Problem details »
Please quote the material exactly, every line of it.

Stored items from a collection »
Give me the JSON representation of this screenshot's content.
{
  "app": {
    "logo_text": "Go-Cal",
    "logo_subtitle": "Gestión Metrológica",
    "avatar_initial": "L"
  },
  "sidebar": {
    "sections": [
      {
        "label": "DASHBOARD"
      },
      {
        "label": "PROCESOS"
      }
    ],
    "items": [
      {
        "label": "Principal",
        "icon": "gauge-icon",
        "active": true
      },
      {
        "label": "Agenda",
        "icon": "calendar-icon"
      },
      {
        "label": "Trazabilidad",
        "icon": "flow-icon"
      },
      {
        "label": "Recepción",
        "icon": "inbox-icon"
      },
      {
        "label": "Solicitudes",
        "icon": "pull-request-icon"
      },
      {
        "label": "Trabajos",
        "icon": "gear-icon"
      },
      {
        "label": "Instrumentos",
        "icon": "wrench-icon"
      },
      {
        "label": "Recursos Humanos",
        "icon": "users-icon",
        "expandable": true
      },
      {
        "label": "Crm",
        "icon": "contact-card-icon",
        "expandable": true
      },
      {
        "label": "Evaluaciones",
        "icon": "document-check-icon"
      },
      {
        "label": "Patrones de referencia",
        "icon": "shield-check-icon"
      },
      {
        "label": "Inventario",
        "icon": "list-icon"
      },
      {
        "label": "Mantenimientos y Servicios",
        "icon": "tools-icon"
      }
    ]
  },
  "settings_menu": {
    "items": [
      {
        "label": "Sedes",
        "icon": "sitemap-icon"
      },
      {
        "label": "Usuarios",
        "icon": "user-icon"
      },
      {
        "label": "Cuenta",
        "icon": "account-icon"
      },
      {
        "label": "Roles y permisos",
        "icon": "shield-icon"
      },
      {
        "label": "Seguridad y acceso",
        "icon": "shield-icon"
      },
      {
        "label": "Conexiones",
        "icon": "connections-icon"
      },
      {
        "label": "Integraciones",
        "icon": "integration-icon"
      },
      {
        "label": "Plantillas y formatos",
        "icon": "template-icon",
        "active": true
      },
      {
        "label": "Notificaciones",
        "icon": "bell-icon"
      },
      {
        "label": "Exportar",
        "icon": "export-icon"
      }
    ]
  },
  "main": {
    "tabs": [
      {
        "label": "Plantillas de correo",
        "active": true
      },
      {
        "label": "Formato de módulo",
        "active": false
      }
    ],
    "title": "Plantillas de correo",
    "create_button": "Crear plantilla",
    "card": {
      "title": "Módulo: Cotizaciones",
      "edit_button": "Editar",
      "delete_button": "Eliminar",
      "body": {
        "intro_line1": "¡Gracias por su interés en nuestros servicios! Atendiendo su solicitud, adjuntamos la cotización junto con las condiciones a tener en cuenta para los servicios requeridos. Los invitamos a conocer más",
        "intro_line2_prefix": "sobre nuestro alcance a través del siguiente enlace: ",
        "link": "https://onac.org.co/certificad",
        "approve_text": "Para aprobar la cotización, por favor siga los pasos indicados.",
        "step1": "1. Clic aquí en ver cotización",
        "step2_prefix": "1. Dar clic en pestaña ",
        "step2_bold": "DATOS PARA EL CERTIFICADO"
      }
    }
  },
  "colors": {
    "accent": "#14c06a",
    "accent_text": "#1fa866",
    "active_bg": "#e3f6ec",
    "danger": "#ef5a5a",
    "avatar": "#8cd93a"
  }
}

Complete answer »
Give me the JSON representation of this screenshot's content.
{
  "app": {
    "logo_text": "Go-Cal",
    "logo_subtitle": "Gestión Metrológica",
    "avatar_initial": "L"
  },
  "sidebar": {
    "sections": [
      {
        "label": "DASHBOARD"
      },
      {
        "label": "PROCESOS"
      }
    ],
    "items": [
      {
        "label": "Principal",
        "icon": "gauge-icon",
        "active": true
      },
      {
        "label": "Agenda",
        "icon": "calendar-icon"
      },
      {
        "label": "Trazabilidad",
        "icon": "flow-icon"
      },
      {
        "label": "Recepción",
        "icon": "inbox-icon"
      },
      {
        "label": "Solicitudes",
        "icon": "pull-request-icon"
      },
      {
        "label": "Trabajos",
        "icon": "gear-icon"
      },
      {
        "label": "Instrumentos",
        "icon": "wrench-icon"
      },
      {
        "label": "Recursos Humanos",
        "icon": "users-icon",
        "expandable": true
      },
      {
        "label": "Crm",
        "icon": "contact-card-icon",
        "expandable": true
      },
      {
        "label": "Evaluaciones",
        "icon": "document-check-icon"
      },
      {
        "label": "Patrones de referencia",
        "icon": "shield-check-icon"
      },
      {
        "label": "Inventario",
        "icon": "list-icon"
      },
      {
        "label": "Mantenimientos y Servicios",
        "icon": "tools-icon"
      }
    ]
  },
  "settings_menu": {
    "items": [
      {
        "label": "Sedes",
        "icon": "sitemap-icon"
      },
      {
        "label": "Usuarios",
        "icon": "user-icon"
      },
      {
        "label": "Cuenta",
        "icon": "account-icon"
      },
      {
        "label": "Roles y permisos",
        "icon": "shield-icon"
      },
      {
        "label": "Seguridad y acceso",
        "icon": "shield-icon"
      },
      {
        "label": "Conexiones",
        "icon": "connections-icon"
      },
      {
        "label": "Integraciones",
        "icon": "integration-icon"
      },
      {
        "label": "Plantillas y formatos",
        "icon": "template-icon",
        "active": true
      },
      {
        "label": "Notificaciones",
        "icon": "bell-icon"
      },
      {
        "label": "Exportar",
        "icon": "export-icon"
      }
    ]
  },
  "main": {
    "tabs": [
      {
        "label": "Plantillas de correo",
        "active": true
      },
      {
        "label": "Formato de módulo",
        "active": false
      }
    ],
    "title": "Plantillas de correo",
    "create_button": "Crear plantilla",
    "card": {
      "title": "Módulo: Cotizaciones",
      "edit_button": "Editar",
      "delete_button": "Eliminar",
      "body": {
        "intro_line1": "¡Gracias por su interés en nuestros servicios! Atendiendo su solicitud, adjuntamos la cotización junto con las condiciones a tener en cuenta para los servicios requeridos. Los invitamos a conocer más",
        "intro_line2_prefix": "sobre nuestro alcance a través del siguiente enlace: ",
        "link": "https://onac.org.co/certificad",
        "approve_text": "Para aprobar la cotización, por favor siga los pasos indicados.",
        "step1": "1. Clic aquí en ver cotización",
        "step2_prefix": "1. Dar clic en pestaña ",
        "step2_bold": "DATOS PARA EL CERTIFICADO"
      }
    }
  },
  "colors": {
    "accent": "#14c06a",
    "accent_text": "#1fa866",
    "active_bg": "#e3f6ec",
    "danger": "#ef5a5a",
    "avatar": "#8cd93a"
  }
}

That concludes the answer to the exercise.